╭─ MATERIAL FOR THE TASK

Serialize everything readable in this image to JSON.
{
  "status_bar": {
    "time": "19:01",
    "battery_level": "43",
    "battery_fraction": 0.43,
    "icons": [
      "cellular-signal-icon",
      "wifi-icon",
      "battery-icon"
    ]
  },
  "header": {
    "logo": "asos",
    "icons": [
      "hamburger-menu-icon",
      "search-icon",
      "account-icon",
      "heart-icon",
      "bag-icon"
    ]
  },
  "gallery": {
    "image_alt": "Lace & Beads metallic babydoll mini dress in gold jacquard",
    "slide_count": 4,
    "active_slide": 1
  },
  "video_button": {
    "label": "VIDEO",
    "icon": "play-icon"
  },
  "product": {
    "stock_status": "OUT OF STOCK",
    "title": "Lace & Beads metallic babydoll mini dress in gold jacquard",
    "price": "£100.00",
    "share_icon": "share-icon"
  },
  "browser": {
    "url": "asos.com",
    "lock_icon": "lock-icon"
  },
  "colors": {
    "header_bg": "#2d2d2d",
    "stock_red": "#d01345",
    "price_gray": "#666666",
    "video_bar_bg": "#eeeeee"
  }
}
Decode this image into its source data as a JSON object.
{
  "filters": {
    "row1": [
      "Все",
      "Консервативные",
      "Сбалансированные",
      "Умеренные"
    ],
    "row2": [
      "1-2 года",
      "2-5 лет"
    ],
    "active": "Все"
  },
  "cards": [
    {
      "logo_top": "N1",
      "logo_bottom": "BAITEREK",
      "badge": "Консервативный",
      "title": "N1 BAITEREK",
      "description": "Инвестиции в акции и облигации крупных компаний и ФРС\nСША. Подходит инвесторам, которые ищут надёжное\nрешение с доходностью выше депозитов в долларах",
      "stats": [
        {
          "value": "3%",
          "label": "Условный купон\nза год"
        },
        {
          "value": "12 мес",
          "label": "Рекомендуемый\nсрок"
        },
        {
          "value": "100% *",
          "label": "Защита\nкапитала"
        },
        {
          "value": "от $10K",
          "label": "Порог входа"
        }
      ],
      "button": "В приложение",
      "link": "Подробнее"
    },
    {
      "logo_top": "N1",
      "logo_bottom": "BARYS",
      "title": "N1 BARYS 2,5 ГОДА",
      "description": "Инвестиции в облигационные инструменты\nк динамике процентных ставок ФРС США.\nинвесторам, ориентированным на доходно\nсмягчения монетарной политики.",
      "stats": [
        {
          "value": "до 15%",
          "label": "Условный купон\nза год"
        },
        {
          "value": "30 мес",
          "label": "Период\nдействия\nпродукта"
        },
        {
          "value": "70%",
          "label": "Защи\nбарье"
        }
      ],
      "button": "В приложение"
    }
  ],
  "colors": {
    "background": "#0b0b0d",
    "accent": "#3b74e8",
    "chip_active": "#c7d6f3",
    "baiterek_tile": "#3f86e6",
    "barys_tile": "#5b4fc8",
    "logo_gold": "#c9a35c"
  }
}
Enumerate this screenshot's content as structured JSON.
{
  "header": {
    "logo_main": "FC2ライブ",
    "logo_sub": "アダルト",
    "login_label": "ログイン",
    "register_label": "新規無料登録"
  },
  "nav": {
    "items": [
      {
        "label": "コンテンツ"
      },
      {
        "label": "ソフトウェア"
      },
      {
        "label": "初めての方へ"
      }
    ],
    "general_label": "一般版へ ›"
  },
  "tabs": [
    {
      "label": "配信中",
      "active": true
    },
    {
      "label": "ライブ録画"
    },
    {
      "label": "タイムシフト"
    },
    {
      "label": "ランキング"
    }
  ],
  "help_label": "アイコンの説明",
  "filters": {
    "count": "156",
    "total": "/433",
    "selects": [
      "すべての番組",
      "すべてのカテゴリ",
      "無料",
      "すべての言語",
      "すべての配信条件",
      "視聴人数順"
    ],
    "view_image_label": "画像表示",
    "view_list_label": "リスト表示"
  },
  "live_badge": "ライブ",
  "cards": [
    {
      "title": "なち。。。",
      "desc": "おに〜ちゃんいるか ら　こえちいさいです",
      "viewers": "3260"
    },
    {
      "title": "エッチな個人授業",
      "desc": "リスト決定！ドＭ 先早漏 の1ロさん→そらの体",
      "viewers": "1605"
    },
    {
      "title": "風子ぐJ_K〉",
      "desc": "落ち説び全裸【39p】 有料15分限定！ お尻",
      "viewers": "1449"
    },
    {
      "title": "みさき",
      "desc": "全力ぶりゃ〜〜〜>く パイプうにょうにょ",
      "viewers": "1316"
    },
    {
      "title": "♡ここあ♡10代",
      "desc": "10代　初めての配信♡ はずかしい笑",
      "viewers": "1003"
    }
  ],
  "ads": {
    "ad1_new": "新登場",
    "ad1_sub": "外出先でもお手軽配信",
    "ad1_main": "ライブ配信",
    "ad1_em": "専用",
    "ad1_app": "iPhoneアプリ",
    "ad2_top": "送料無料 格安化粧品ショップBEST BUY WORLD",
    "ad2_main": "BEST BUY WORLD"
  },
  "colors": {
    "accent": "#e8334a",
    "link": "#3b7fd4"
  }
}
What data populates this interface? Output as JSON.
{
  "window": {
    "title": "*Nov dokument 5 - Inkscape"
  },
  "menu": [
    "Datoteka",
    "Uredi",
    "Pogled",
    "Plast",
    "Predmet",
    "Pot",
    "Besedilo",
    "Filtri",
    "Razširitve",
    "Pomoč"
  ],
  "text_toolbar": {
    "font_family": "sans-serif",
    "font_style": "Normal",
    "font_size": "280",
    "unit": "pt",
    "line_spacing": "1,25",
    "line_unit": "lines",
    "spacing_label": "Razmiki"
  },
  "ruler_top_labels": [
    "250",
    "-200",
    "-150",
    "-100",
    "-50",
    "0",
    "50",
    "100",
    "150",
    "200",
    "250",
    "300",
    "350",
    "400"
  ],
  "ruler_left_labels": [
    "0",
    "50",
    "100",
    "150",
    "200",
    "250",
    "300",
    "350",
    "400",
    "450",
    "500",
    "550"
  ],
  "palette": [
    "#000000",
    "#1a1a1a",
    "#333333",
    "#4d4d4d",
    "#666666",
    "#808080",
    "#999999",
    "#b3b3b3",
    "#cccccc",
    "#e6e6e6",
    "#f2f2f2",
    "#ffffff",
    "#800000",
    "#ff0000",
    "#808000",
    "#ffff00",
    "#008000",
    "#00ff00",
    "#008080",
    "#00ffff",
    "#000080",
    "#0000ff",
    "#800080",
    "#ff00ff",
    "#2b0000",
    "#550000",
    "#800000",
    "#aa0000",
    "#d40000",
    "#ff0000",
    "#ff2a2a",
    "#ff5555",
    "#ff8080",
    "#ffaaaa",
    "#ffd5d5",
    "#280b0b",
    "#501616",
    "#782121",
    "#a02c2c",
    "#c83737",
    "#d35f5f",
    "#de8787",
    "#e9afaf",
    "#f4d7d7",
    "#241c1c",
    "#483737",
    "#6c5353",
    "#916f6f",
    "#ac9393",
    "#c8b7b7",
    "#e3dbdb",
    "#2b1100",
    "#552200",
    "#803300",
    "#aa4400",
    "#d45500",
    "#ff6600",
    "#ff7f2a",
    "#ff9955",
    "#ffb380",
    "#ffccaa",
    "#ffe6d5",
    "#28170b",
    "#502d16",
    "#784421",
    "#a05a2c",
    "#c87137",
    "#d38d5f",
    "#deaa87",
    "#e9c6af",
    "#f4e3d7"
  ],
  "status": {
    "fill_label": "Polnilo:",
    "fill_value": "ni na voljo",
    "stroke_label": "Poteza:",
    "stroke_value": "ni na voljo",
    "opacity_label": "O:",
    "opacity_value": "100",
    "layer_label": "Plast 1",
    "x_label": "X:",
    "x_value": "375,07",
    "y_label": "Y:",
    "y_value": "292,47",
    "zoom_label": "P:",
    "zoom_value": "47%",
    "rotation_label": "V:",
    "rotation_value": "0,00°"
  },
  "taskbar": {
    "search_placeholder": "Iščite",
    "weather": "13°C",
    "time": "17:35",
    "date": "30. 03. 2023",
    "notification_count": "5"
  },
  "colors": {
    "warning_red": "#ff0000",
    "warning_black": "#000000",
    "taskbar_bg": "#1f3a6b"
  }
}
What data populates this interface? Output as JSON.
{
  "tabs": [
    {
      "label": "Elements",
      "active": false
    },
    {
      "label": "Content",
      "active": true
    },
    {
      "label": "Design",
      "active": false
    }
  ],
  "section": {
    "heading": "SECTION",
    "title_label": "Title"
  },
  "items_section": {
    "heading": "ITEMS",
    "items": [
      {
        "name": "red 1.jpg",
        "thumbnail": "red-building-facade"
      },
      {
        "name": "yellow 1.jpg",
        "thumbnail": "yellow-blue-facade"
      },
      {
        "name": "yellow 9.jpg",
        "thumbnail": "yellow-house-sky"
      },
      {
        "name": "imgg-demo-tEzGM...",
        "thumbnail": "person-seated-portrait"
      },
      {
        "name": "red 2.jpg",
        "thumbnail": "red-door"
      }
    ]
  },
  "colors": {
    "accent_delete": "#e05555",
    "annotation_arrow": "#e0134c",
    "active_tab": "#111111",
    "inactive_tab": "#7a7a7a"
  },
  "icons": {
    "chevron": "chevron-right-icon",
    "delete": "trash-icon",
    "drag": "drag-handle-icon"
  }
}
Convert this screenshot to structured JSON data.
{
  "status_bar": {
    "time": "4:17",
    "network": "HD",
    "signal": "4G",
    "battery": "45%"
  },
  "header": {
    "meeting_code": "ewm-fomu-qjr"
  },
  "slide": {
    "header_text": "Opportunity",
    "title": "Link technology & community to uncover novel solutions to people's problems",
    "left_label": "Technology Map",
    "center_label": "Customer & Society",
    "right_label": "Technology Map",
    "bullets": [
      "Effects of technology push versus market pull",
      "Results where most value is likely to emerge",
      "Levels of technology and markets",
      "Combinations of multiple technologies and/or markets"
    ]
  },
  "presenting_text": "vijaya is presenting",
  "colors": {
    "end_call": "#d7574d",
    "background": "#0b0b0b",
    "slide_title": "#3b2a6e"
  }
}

╰─

EXERCISE GOAL
Above are the records. Copy every line in them holding "markets".

OUTPUT FOR THIS TASK
      "Levels of technology and markets",
      "Combinations of multiple technologies and/or markets"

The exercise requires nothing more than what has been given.